# What you should do
All of the data that follows is to be printed exactly, without pictures.

# Data provided
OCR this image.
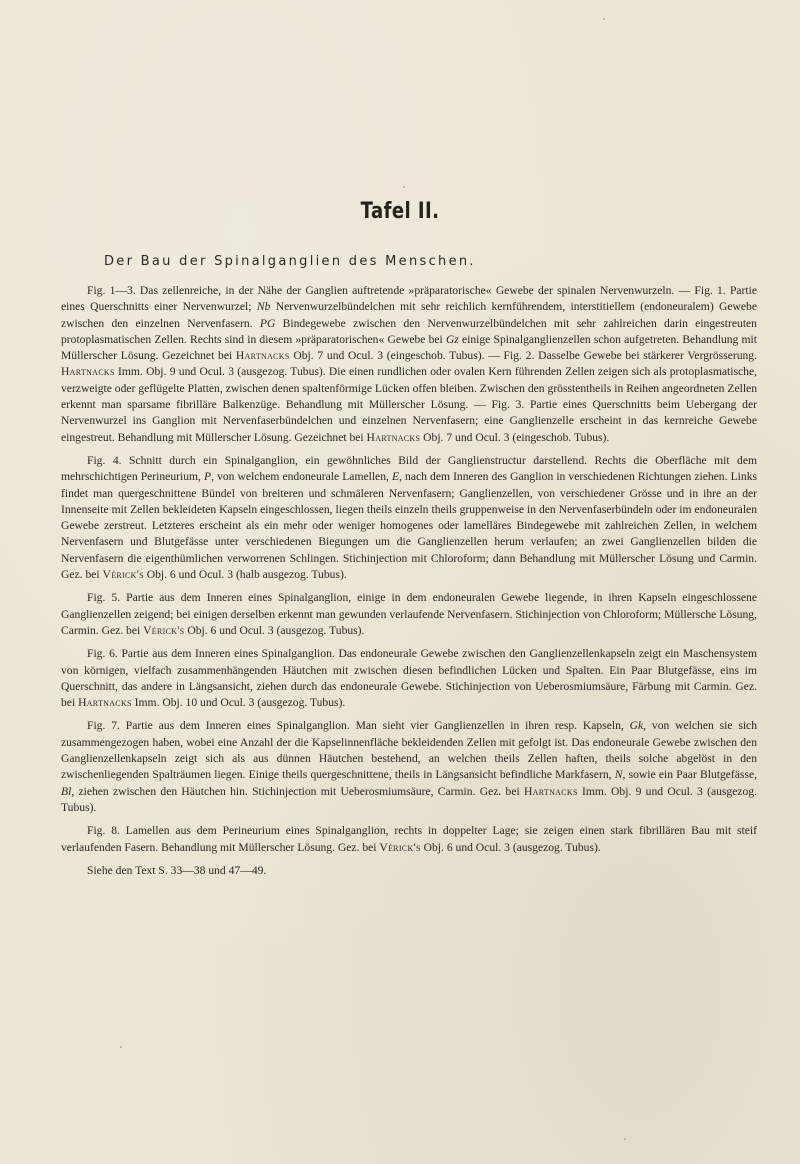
Tafel II.
Der Bau der Spinalganglien des Menschen.

Fig. 1—3. Das zellenreiche, in der Nähe der Ganglien auftretende »präparatorische« Gewebe der spinalen Nervenwurzeln. — Fig. 1. Partie eines Querschnitts einer Nervenwurzel; Nb Nervenwurzelbündelchen mit sehr reichlich kernführendem, interstitiellem (endoneuralem) Gewebe zwischen den einzelnen Nervenfasern. PG Bindegewebe zwischen den Nervenwurzelbündelchen mit sehr zahlreichen darin eingestreuten protoplasmatischen Zellen. Rechts sind in diesem »präparatorischen« Gewebe bei Gz einige Spinalganglienzellen schon aufgetreten. Behandlung mit Müllerscher Lösung. Gezeichnet bei Hartnacks Obj. 7 und Ocul. 3 (eingeschob. Tubus). — Fig. 2. Dasselbe Gewebe bei stärkerer Vergrösserung. Hartnacks Imm. Obj. 9 und Ocul. 3 (ausgezog. Tubus). Die einen rundlichen oder ovalen Kern führenden Zellen zeigen sich als protoplasmatische, verzweigte oder geflügelte Platten, zwischen denen spaltenförmige Lücken offen bleiben. Zwischen den grösstentheils in Reihen angeordneten Zellen erkennt man sparsame fibrilläre Balkenzüge. Behandlung mit Müllerscher Lösung. — Fig. 3. Partie eines Querschnitts beim Uebergang der Nervenwurzel ins Ganglion mit Nervenfaserbündelchen und einzelnen Nervenfasern; eine Ganglienzelle erscheint in das kernreiche Gewebe eingestreut. Behandlung mit Müllerscher Lösung. Gezeichnet bei Hartnacks Obj. 7 und Ocul. 3 (eingeschob. Tubus).

Fig. 4. Schnitt durch ein Spinalganglion, ein gewöhnliches Bild der Ganglienstructur darstellend. Rechts die Oberfläche mit dem mehrschichtigen Perineurium, P, von welchem endoneurale Lamellen, E, nach dem Inneren des Ganglion in verschiedenen Richtungen ziehen. Links findet man quergeschnittene Bündel von breiteren und schmäleren Nervenfasern; Ganglienzellen, von verschiedener Grösse und in ihre an der Innenseite mit Zellen bekleideten Kapseln eingeschlossen, liegen theils einzeln theils gruppenweise in den Nervenfaserbündeln oder im endoneuralen Gewebe zerstreut. Letzteres erscheint als ein mehr oder weniger homogenes oder lamelläres Bindegewebe mit zahlreichen Zellen, in welchem Nervenfasern und Blutgefässe unter verschiedenen Biegungen um die Ganglienzellen herum verlaufen; an zwei Ganglienzellen bilden die Nervenfasern die eigenthümlichen verworrenen Schlingen. Stichinjection mit Chloroform; dann Behandlung mit Müllerscher Lösung und Carmin. Gez. bei Vérick's Obj. 6 und Ocul. 3 (halb ausgezog. Tubus).

Fig. 5. Partie aus dem Inneren eines Spinalganglion, einige in dem endoneuralen Gewebe liegende, in ihren Kapseln eingeschlossene Ganglienzellen zeigend; bei einigen derselben erkennt man gewunden verlaufende Nervenfasern. Stichinjection von Chloroform; Müllersche Lösung, Carmin. Gez. bei Vérick's Obj. 6 und Ocul. 3 (ausgezog. Tubus).

Fig. 6. Partie aus dem Inneren eines Spinalganglion. Das endoneurale Gewebe zwischen den Ganglienzellenkapseln zeigt ein Maschensystem von körnigen, vielfach zusammenhängenden Häutchen mit zwischen diesen befindlichen Lücken und Spalten. Ein Paar Blutgefässe, eins im Querschnitt, das andere in Längsansicht, ziehen durch das endoneurale Gewebe. Stichinjection von Ueberosmiumsäure, Färbung mit Carmin. Gez. bei Hartnacks Imm. Obj. 10 und Ocul. 3 (ausgezog. Tubus).

Fig. 7. Partie aus dem Inneren eines Spinalganglion. Man sieht vier Ganglienzellen in ihren resp. Kapseln, Gk, von welchen sie sich zusammengezogen haben, wobei eine Anzahl der die Kapselinnenfläche bekleidenden Zellen mit gefolgt ist. Das endoneurale Gewebe zwischen den Ganglienzellenkapseln zeigt sich als aus dünnen Häutchen bestehend, an welchen theils Zellen haften, theils solche abgelöst in den zwischenliegenden Spalträumen liegen. Einige theils quergeschnittene, theils in Längsansicht befindliche Markfasern, N, sowie ein Paar Blutgefässe, Bl, ziehen zwischen den Häutchen hin. Stichinjection mit Ueberosmiumsäure, Carmin. Gez. bei Hartnacks Imm. Obj. 9 und Ocul. 3 (ausgezog. Tubus).

Fig. 8. Lamellen aus dem Perineurium eines Spinalganglion, rechts in doppelter Lage; sie zeigen einen stark fibrillären Bau mit steif verlaufenden Fasern. Behandlung mit Müllerscher Lösung. Gez. bei Vérick's Obj. 6 und Ocul. 3 (ausgezog. Tubus).

Siehe den Text S. 33—38 und 47—49.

# Written response
OCR this image.
Tafel II.
Der Bau der Spinalganglien des Menschen.

Fig. 1—3. Das zellenreiche, in der Nähe der Ganglien auftretende »präparatorische« Gewebe der spinalen Nervenwurzeln. — Fig. 1. Partie eines Querschnitts einer Nervenwurzel; Nb Nervenwurzelbündelchen mit sehr reichlich kernführendem, interstitiellem (endoneuralem) Gewebe zwischen den einzelnen Nervenfasern. PG Bindegewebe zwischen den Nervenwurzelbündelchen mit sehr zahlreichen darin eingestreuten protoplasmatischen Zellen. Rechts sind in diesem »präparatorischen« Gewebe bei Gz einige Spinalganglienzellen schon aufgetreten. Behandlung mit Müllerscher Lösung. Gezeichnet bei Hartnacks Obj. 7 und Ocul. 3 (eingeschob. Tubus). — Fig. 2. Dasselbe Gewebe bei stärkerer Vergrösserung. Hartnacks Imm. Obj. 9 und Ocul. 3 (ausgezog. Tubus). Die einen rundlichen oder ovalen Kern führenden Zellen zeigen sich als protoplasmatische, verzweigte oder geflügelte Platten, zwischen denen spaltenförmige Lücken offen bleiben. Zwischen den grösstentheils in Reihen angeordneten Zellen erkennt man sparsame fibrilläre Balkenzüge. Behandlung mit Müllerscher Lösung. — Fig. 3. Partie eines Querschnitts beim Uebergang der Nervenwurzel ins Ganglion mit Nervenfaserbündelchen und einzelnen Nervenfasern; eine Ganglienzelle erscheint in das kernreiche Gewebe eingestreut. Behandlung mit Müllerscher Lösung. Gezeichnet bei Hartnacks Obj. 7 und Ocul. 3 (eingeschob. Tubus).

Fig. 4. Schnitt durch ein Spinalganglion, ein gewöhnliches Bild der Ganglienstructur darstellend. Rechts die Oberfläche mit dem mehrschichtigen Perineurium, P, von welchem endoneurale Lamellen, E, nach dem Inneren des Ganglion in verschiedenen Richtungen ziehen. Links findet man quergeschnittene Bündel von breiteren und schmäleren Nervenfasern; Ganglienzellen, von verschiedener Grösse und in ihre an der Innenseite mit Zellen bekleideten Kapseln eingeschlossen, liegen theils einzeln theils gruppenweise in den Nervenfaserbündeln oder im endoneuralen Gewebe zerstreut. Letzteres erscheint als ein mehr oder weniger homogenes oder lamelläres Bindegewebe mit zahlreichen Zellen, in welchem Nervenfasern und Blutgefässe unter verschiedenen Biegungen um die Ganglienzellen herum verlaufen; an zwei Ganglienzellen bilden die Nervenfasern die eigenthümlichen verworrenen Schlingen. Stichinjection mit Chloroform; dann Behandlung mit Müllerscher Lösung und Carmin. Gez. bei Vérick's Obj. 6 und Ocul. 3 (halb ausgezog. Tubus).

Fig. 5. Partie aus dem Inneren eines Spinalganglion, einige in dem endoneuralen Gewebe liegende, in ihren Kapseln eingeschlossene Ganglienzellen zeigend; bei einigen derselben erkennt man gewunden verlaufende Nervenfasern. Stichinjection von Chloroform; Müllersche Lösung, Carmin. Gez. bei Vérick's Obj. 6 und Ocul. 3 (ausgezog. Tubus).

Fig. 6. Partie aus dem Inneren eines Spinalganglion. Das endoneurale Gewebe zwischen den Ganglienzellenkapseln zeigt ein Maschensystem von körnigen, vielfach zusammenhängenden Häutchen mit zwischen diesen befindlichen Lücken und Spalten. Ein Paar Blutgefässe, eins im Querschnitt, das andere in Längsansicht, ziehen durch das endoneurale Gewebe. Stichinjection von Ueberosmiumsäure, Färbung mit Carmin. Gez. bei Hartnacks Imm. Obj. 10 und Ocul. 3 (ausgezog. Tubus).

Fig. 7. Partie aus dem Inneren eines Spinalganglion. Man sieht vier Ganglienzellen in ihren resp. Kapseln, Gk, von welchen sie sich zusammengezogen haben, wobei eine Anzahl der die Kapselinnenfläche bekleidenden Zellen mit gefolgt ist. Das endoneurale Gewebe zwischen den Ganglienzellenkapseln zeigt sich als aus dünnen Häutchen bestehend, an welchen theils Zellen haften, theils solche abgelöst in den zwischenliegenden Spalträumen liegen. Einige theils quergeschnittene, theils in Längsansicht befindliche Markfasern, N, sowie ein Paar Blutgefässe, Bl, ziehen zwischen den Häutchen hin. Stichinjection mit Ueberosmiumsäure, Carmin. Gez. bei Hartnacks Imm. Obj. 9 und Ocul. 3 (ausgezog. Tubus).

Fig. 8. Lamellen aus dem Perineurium eines Spinalganglion, rechts in doppelter Lage; sie zeigen einen stark fibrillären Bau mit steif verlaufenden Fasern. Behandlung mit Müllerscher Lösung. Gez. bei Vérick's Obj. 6 und Ocul. 3 (ausgezog. Tubus).

Siehe den Text S. 33—38 und 47—49.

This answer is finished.